— Begin —

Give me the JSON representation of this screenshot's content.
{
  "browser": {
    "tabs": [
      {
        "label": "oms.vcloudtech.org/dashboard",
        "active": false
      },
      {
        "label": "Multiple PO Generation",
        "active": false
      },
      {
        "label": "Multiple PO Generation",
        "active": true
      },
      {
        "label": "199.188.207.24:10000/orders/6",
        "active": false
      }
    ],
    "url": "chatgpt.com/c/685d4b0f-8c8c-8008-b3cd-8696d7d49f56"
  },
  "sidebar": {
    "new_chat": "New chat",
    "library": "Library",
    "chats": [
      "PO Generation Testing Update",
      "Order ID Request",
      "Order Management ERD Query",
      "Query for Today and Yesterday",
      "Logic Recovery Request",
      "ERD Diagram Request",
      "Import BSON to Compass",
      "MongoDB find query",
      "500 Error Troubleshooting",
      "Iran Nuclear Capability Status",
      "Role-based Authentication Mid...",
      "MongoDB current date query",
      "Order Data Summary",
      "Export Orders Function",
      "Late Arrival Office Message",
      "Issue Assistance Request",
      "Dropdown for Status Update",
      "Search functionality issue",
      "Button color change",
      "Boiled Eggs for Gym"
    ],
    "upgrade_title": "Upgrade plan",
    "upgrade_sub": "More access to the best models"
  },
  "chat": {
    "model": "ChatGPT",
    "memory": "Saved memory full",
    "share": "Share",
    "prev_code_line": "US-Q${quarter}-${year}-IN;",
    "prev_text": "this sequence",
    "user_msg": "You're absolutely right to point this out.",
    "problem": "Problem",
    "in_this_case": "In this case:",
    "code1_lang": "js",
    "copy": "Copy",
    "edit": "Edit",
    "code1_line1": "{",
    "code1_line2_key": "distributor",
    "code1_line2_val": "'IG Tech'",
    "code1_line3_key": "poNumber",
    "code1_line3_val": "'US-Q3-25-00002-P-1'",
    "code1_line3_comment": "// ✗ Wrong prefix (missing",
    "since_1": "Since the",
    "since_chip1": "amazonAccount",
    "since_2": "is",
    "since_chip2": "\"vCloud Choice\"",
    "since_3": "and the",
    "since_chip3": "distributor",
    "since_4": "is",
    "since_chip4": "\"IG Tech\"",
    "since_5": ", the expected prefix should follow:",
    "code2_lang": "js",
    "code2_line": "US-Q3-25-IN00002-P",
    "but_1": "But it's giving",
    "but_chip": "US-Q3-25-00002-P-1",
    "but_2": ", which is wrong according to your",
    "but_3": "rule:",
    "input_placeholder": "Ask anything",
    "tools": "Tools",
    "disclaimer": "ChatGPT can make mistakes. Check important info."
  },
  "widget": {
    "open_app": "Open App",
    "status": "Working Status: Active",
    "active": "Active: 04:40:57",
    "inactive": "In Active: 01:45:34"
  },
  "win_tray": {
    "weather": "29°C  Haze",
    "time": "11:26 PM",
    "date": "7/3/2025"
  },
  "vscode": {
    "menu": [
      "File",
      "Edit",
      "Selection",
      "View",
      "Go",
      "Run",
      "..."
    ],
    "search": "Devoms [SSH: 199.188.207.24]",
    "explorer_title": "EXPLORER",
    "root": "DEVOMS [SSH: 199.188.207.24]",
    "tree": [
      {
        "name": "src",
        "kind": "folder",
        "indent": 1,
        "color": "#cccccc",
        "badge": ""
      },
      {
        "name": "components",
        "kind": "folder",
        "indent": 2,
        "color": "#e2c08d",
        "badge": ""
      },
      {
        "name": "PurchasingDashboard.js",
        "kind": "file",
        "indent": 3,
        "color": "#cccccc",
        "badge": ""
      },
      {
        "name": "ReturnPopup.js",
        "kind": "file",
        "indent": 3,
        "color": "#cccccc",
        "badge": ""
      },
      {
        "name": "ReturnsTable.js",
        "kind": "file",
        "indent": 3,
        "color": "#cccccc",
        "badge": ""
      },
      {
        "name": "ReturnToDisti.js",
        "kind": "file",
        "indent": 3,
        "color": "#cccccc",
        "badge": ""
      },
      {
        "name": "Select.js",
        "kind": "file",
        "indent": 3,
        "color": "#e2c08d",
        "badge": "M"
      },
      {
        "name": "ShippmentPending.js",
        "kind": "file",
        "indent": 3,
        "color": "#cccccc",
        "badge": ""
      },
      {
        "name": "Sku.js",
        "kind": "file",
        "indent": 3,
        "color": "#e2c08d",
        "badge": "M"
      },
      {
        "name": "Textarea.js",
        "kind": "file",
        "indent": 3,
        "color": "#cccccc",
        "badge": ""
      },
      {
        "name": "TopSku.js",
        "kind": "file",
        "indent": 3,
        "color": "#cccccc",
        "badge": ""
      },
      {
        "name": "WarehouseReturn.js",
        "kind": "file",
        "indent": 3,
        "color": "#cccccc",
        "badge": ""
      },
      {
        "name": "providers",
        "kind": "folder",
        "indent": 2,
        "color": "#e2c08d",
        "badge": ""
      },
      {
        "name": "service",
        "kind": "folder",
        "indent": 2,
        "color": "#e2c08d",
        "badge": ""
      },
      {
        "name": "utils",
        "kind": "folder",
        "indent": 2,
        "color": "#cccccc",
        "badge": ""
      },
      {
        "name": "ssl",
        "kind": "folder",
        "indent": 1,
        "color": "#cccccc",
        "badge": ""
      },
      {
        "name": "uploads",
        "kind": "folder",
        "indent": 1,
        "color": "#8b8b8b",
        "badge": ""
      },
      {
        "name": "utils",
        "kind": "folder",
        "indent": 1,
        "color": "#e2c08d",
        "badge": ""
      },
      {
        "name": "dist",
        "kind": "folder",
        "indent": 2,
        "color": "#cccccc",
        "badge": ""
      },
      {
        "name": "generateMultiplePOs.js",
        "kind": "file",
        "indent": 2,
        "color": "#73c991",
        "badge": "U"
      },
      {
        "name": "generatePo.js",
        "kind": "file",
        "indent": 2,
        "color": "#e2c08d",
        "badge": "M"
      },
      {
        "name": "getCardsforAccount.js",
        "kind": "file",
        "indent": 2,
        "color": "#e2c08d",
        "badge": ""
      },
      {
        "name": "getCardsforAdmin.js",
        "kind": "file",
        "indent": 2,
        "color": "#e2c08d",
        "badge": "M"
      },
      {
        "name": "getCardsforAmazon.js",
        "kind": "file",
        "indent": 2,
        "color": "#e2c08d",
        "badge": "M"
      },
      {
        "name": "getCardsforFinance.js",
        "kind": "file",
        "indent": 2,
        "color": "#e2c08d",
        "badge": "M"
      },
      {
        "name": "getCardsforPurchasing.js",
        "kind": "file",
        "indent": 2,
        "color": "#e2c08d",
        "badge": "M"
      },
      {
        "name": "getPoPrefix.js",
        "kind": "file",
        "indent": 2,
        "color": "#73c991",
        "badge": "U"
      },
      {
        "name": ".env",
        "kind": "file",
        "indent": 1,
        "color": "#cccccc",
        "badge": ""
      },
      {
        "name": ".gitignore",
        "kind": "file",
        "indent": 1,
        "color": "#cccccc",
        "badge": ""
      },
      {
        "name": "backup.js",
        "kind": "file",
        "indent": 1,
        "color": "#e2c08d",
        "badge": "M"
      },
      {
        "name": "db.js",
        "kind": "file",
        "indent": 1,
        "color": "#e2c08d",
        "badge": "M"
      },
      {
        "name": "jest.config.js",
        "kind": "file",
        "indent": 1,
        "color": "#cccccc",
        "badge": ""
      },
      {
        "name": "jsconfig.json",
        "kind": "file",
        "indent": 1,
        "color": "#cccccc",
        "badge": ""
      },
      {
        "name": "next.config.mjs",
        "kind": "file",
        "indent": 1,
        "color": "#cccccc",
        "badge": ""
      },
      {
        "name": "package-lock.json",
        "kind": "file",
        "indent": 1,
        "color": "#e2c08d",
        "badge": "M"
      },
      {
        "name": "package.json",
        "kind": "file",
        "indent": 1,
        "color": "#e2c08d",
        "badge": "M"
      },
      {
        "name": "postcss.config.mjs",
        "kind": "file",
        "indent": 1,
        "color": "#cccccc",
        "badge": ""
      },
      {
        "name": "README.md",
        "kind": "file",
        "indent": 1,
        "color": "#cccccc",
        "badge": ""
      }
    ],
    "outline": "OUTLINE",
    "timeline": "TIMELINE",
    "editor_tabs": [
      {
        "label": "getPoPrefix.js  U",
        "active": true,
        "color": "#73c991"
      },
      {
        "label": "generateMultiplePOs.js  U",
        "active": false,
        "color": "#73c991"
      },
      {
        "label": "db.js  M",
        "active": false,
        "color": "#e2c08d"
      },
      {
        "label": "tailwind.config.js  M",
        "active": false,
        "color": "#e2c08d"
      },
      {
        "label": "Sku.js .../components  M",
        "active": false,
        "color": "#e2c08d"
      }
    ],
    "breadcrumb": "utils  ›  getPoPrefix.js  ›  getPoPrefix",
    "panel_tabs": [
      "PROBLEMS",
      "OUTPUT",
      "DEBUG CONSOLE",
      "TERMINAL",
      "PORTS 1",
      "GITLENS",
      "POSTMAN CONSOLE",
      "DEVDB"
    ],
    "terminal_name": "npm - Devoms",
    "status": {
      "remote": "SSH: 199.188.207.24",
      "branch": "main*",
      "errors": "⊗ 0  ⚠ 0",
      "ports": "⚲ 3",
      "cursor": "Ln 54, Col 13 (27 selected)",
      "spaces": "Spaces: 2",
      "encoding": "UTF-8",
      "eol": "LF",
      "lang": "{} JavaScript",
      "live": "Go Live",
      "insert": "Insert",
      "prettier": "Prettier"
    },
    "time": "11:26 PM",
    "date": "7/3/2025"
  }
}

— End —

* _Task goal_
Filter the data, keeping only the lines that contain "this".

* _Answer to the problem_
Give me the JSON representation of this screenshot's content.
    "prev_text": "this sequence",
    "user_msg": "You're absolutely right to point this out.",
    "in_this_case": "In this case:",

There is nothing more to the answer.